> _What to do_
Gather all lines in the entries below that include the word "precio".
## Begin
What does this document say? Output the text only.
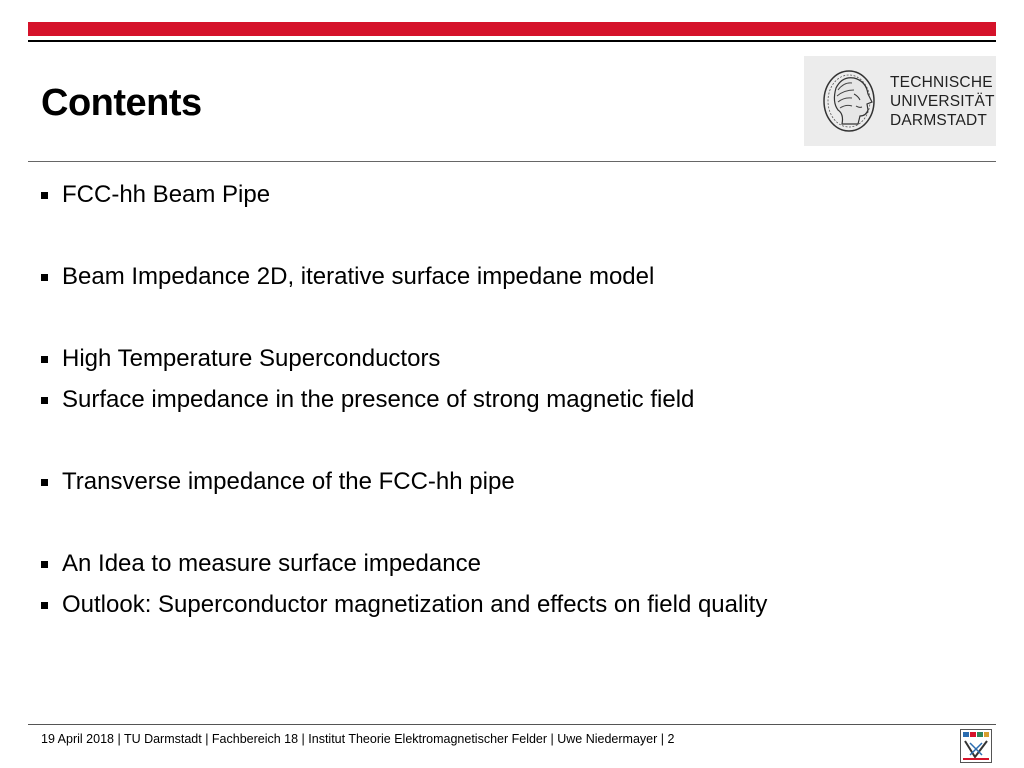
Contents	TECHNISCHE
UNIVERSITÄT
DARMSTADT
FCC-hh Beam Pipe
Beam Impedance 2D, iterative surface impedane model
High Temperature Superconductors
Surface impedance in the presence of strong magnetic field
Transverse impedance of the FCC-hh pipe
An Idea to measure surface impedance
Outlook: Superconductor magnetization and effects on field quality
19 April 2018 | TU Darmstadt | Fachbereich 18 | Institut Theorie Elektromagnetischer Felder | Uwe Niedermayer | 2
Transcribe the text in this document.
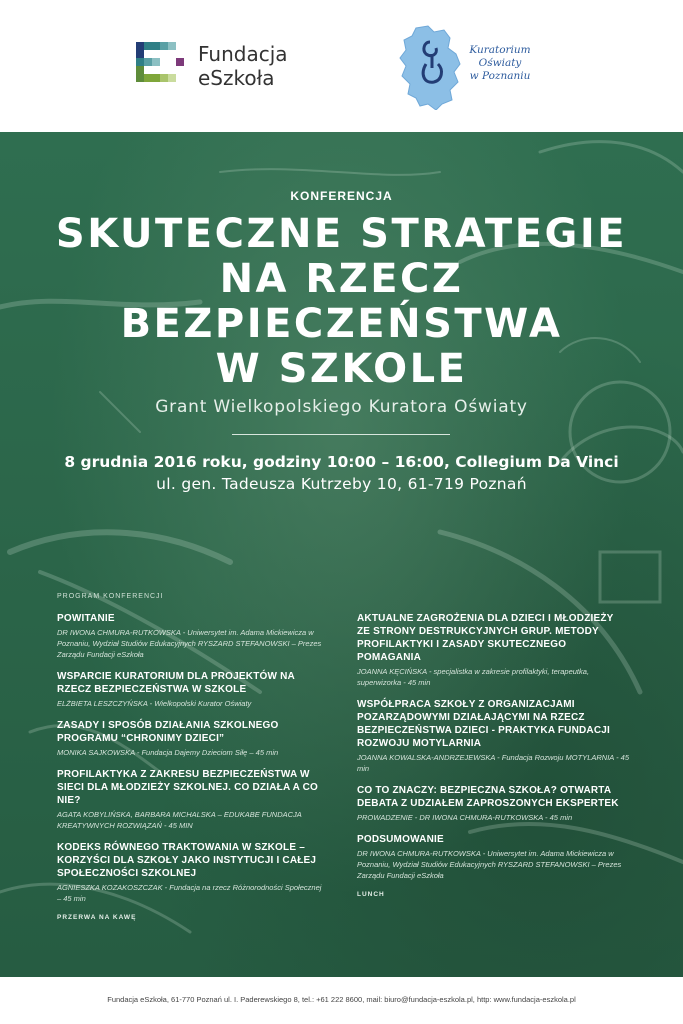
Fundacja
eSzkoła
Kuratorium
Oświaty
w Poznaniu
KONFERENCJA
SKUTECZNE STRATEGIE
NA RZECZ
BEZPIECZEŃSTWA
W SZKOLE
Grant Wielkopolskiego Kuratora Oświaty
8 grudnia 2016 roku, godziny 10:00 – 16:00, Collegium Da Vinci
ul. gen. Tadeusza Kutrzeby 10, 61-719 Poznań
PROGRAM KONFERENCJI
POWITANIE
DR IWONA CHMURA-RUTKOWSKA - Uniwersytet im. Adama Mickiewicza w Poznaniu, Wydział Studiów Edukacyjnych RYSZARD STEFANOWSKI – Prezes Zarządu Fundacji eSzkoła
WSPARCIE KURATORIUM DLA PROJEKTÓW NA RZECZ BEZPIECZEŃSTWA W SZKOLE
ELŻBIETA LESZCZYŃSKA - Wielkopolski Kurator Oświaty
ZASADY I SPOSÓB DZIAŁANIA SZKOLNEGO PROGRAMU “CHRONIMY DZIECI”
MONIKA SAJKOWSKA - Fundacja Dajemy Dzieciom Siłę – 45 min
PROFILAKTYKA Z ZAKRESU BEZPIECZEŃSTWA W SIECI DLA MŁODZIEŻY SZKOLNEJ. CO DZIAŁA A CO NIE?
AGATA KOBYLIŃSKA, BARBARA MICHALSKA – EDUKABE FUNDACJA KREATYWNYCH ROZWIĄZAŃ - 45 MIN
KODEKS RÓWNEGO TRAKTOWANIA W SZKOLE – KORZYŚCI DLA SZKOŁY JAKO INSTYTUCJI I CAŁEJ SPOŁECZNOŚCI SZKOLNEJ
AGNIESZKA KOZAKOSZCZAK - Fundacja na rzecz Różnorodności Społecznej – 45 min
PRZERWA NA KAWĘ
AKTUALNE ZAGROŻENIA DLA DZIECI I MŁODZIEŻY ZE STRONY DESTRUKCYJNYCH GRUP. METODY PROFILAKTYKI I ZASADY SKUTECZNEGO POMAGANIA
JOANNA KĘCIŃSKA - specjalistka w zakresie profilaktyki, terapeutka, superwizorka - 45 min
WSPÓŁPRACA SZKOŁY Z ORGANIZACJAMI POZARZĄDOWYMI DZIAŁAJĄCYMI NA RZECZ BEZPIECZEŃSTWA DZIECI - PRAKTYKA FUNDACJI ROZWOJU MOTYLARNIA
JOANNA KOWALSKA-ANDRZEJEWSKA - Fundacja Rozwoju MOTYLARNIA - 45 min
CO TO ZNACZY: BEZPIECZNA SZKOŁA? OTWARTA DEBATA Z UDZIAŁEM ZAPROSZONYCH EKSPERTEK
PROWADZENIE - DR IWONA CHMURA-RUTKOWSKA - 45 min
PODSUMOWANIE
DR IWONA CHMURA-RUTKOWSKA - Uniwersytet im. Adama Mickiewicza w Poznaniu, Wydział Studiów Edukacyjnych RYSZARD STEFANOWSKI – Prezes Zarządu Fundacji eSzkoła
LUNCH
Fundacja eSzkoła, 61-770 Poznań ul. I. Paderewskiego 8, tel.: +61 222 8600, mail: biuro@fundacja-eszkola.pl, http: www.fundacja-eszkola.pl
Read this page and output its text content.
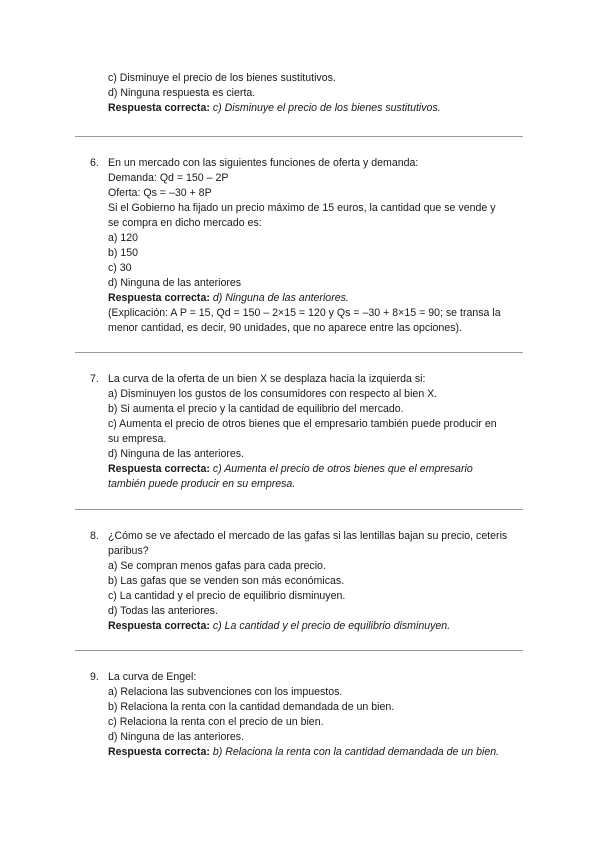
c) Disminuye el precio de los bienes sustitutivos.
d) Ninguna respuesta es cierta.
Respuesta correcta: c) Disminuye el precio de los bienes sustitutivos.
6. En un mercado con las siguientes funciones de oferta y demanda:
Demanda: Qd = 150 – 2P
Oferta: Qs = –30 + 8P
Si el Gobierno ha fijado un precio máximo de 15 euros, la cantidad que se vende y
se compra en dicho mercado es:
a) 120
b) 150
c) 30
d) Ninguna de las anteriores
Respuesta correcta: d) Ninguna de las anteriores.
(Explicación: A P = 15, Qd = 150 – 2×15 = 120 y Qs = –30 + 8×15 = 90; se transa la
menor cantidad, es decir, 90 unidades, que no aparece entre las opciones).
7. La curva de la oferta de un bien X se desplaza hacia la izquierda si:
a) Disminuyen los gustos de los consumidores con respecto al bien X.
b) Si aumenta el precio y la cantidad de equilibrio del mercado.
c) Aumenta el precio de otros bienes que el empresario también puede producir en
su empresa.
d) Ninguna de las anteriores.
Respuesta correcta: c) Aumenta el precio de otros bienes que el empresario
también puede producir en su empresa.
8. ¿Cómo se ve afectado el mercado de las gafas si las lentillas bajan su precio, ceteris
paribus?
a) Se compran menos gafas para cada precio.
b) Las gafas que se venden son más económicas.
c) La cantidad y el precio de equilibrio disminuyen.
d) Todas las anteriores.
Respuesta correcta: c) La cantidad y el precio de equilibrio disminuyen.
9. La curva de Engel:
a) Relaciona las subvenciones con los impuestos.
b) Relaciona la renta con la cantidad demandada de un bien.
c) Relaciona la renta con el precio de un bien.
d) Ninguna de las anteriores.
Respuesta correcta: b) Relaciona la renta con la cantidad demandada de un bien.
## End
## Begin
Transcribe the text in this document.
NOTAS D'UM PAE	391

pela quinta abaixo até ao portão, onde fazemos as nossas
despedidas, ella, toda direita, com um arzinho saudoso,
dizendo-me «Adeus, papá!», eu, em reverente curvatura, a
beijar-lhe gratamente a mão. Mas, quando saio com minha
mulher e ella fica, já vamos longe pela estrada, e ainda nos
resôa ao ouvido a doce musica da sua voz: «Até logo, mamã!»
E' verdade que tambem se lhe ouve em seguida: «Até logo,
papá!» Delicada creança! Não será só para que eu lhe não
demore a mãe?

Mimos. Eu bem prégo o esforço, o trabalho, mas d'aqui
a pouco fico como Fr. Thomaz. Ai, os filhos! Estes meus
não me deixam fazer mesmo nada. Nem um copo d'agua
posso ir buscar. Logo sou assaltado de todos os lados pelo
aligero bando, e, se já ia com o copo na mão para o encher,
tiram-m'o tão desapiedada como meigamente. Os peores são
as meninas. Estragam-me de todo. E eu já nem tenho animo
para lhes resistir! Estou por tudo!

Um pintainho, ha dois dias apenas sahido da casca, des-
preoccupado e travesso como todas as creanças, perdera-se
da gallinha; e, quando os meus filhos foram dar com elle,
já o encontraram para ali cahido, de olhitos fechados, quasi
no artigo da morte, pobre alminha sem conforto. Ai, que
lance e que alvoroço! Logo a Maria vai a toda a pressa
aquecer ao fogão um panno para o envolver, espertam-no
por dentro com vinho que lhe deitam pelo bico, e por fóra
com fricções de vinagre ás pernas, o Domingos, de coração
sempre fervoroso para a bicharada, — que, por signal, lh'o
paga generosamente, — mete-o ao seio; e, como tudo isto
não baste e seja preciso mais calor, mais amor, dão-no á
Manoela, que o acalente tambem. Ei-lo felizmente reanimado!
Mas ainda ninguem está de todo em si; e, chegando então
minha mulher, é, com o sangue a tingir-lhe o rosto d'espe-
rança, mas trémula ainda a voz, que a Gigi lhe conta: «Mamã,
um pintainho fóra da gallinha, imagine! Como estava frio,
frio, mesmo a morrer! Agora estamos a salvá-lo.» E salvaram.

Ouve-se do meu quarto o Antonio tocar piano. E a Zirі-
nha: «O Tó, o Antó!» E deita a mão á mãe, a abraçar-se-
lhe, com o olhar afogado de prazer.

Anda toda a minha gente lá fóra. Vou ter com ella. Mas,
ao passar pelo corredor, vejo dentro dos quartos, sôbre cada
## End
> _Correct result_
c) Disminuye el precio de los bienes sustitutivos.
Respuesta correcta: c) Disminuye el precio de los bienes sustitutivos.
Si el Gobierno ha fijado un precio máximo de 15 euros, la cantidad que se vende y
b) Si aumenta el precio y la cantidad de equilibrio del mercado.
c) Aumenta el precio de otros bienes que el empresario también puede producir en
Respuesta correcta: c) Aumenta el precio de otros bienes que el empresario
8. ¿Cómo se ve afectado el mercado de las gafas si las lentillas bajan su precio, ceteris
a) Se compran menos gafas para cada precio.
c) La cantidad y el precio de equilibrio disminuyen.
Respuesta correcta: c) La cantidad y el precio de equilibrio disminuyen.
c) Relaciona la renta con el precio de un bien.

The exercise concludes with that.